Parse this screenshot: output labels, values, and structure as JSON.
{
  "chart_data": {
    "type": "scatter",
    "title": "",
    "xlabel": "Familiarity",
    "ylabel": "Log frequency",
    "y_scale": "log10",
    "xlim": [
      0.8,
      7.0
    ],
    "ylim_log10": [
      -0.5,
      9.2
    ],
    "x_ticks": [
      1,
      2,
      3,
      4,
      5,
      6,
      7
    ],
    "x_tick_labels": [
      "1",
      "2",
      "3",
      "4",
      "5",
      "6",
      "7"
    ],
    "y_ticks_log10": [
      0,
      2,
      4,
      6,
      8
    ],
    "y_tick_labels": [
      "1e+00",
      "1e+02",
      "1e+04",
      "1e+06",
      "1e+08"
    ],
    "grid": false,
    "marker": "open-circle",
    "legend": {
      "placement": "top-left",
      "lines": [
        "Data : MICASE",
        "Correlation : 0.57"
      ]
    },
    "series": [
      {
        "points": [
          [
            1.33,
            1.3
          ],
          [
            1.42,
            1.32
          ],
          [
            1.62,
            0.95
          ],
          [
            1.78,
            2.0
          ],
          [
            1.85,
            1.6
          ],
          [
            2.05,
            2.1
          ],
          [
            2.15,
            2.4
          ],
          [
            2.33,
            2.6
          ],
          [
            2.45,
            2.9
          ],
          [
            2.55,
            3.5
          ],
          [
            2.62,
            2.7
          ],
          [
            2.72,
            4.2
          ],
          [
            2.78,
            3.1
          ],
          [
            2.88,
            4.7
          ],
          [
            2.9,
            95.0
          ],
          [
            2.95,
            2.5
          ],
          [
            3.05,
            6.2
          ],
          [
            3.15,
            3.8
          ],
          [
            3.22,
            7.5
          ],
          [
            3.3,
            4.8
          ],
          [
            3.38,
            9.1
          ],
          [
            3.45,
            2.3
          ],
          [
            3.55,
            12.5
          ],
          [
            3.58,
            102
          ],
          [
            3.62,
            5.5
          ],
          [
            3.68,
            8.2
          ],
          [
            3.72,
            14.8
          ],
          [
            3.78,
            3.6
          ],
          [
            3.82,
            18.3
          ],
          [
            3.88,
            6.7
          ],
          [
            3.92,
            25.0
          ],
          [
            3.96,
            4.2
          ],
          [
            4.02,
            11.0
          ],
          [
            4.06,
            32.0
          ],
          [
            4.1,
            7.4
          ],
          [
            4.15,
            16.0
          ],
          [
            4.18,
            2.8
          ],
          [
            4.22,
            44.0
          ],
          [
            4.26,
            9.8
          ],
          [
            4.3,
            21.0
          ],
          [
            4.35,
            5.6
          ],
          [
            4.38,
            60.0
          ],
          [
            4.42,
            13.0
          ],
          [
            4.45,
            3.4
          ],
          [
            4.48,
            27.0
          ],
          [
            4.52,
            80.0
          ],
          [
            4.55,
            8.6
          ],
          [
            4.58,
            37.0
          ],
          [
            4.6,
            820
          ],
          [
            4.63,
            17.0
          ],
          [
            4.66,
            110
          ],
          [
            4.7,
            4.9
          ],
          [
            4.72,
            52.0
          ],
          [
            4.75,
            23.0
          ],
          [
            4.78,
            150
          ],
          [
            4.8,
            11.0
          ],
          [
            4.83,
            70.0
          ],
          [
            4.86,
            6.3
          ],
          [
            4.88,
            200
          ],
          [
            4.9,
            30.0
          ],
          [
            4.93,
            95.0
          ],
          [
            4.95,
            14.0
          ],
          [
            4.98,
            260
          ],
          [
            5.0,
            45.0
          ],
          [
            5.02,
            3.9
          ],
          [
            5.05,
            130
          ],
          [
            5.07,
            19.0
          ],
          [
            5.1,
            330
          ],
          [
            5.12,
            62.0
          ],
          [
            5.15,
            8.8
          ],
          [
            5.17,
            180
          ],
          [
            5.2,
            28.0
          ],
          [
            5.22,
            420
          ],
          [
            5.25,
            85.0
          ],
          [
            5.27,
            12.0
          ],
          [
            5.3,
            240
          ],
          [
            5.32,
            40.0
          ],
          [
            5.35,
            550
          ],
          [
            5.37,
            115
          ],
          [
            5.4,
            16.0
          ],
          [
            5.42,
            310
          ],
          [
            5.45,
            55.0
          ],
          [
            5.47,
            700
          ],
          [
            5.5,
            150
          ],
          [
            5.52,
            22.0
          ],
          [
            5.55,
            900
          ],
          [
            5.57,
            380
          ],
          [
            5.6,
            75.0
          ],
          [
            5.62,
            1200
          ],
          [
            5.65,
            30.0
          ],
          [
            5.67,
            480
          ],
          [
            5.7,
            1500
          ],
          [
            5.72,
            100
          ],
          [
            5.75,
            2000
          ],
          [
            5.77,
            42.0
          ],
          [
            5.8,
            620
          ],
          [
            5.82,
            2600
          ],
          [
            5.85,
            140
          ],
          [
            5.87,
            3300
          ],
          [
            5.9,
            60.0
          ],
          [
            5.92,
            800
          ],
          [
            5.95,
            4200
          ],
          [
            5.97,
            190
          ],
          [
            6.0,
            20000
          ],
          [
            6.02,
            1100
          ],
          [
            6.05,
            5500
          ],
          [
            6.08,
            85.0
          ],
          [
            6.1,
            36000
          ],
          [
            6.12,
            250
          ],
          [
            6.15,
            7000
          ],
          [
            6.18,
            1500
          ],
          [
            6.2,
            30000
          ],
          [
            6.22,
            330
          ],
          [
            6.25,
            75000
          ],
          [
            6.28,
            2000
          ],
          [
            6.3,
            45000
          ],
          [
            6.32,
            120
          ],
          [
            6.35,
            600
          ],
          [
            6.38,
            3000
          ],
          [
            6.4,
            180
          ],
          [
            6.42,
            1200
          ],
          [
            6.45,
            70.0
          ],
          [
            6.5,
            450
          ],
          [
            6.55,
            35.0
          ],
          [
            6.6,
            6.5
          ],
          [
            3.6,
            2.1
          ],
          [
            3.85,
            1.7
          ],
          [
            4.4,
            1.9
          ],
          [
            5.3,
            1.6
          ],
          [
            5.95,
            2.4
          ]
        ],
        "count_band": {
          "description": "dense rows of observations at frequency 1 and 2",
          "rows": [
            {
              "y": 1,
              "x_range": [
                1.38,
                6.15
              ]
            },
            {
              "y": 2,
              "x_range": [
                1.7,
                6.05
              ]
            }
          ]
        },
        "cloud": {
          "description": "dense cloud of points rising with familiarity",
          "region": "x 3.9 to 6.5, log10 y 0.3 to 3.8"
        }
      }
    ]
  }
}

==

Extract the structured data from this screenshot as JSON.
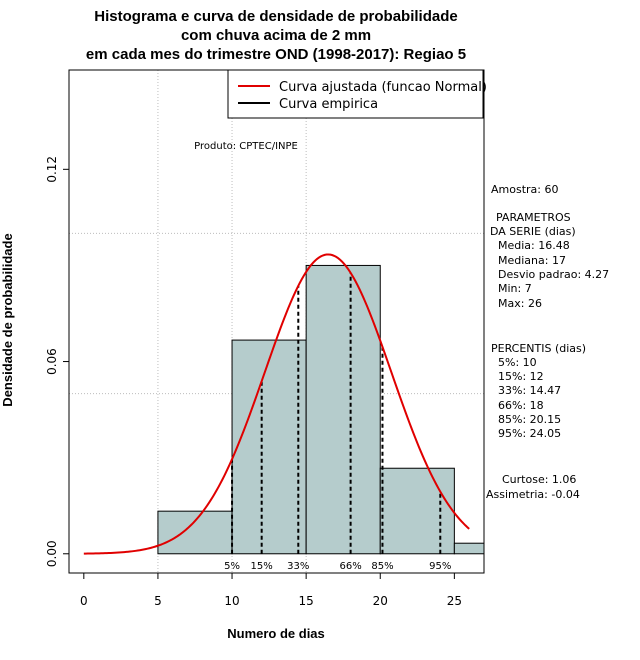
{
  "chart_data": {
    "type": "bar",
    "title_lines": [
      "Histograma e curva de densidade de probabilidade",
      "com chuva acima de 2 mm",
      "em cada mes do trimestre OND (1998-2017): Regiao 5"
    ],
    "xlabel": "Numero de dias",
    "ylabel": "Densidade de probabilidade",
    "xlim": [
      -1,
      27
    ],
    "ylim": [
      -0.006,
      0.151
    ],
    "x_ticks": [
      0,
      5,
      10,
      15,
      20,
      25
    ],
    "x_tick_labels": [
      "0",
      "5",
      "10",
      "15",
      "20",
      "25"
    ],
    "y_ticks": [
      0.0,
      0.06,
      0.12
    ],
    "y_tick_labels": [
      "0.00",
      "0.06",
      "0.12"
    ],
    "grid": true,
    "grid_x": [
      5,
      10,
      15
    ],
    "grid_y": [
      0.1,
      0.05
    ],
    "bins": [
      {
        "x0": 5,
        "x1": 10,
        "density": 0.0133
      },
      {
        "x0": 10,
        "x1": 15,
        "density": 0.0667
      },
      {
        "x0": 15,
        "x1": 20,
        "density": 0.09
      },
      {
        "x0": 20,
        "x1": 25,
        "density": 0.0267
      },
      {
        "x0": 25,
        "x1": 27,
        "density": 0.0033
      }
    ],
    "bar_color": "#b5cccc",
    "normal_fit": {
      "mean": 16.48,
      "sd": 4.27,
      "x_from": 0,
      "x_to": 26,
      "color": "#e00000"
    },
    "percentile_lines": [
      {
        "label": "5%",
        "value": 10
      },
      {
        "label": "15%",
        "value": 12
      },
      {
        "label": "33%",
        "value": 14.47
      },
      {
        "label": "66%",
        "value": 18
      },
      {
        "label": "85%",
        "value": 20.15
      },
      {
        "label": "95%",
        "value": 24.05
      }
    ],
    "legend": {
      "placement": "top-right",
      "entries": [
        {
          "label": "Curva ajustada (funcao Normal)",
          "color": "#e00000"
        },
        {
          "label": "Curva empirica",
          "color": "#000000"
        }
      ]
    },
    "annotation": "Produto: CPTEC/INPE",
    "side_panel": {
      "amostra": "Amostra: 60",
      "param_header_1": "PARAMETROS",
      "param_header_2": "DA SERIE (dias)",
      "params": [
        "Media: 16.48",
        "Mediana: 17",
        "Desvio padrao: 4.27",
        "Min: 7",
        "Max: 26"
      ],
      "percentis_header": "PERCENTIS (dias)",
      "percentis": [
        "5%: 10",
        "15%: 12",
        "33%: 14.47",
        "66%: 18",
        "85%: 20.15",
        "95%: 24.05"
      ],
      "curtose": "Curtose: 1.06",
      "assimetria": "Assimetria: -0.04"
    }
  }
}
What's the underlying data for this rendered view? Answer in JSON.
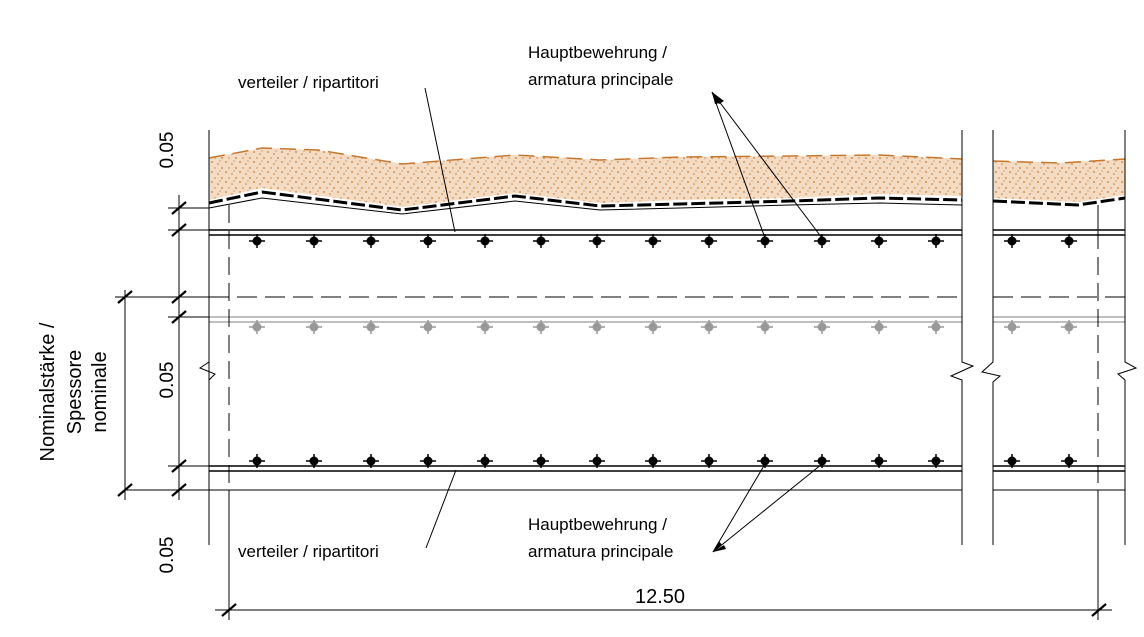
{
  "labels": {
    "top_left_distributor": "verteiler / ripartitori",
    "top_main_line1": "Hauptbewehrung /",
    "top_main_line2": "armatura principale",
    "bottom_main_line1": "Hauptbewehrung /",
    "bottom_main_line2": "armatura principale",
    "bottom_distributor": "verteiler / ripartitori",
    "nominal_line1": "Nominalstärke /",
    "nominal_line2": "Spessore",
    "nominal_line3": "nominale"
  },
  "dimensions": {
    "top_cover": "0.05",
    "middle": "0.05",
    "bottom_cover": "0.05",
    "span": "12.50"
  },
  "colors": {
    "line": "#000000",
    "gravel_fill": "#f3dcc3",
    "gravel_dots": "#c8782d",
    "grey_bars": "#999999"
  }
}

# Job:
Your answer should be one number: the count of lines in the data above that include the word "screenshot".

# Answer to this exercise:
2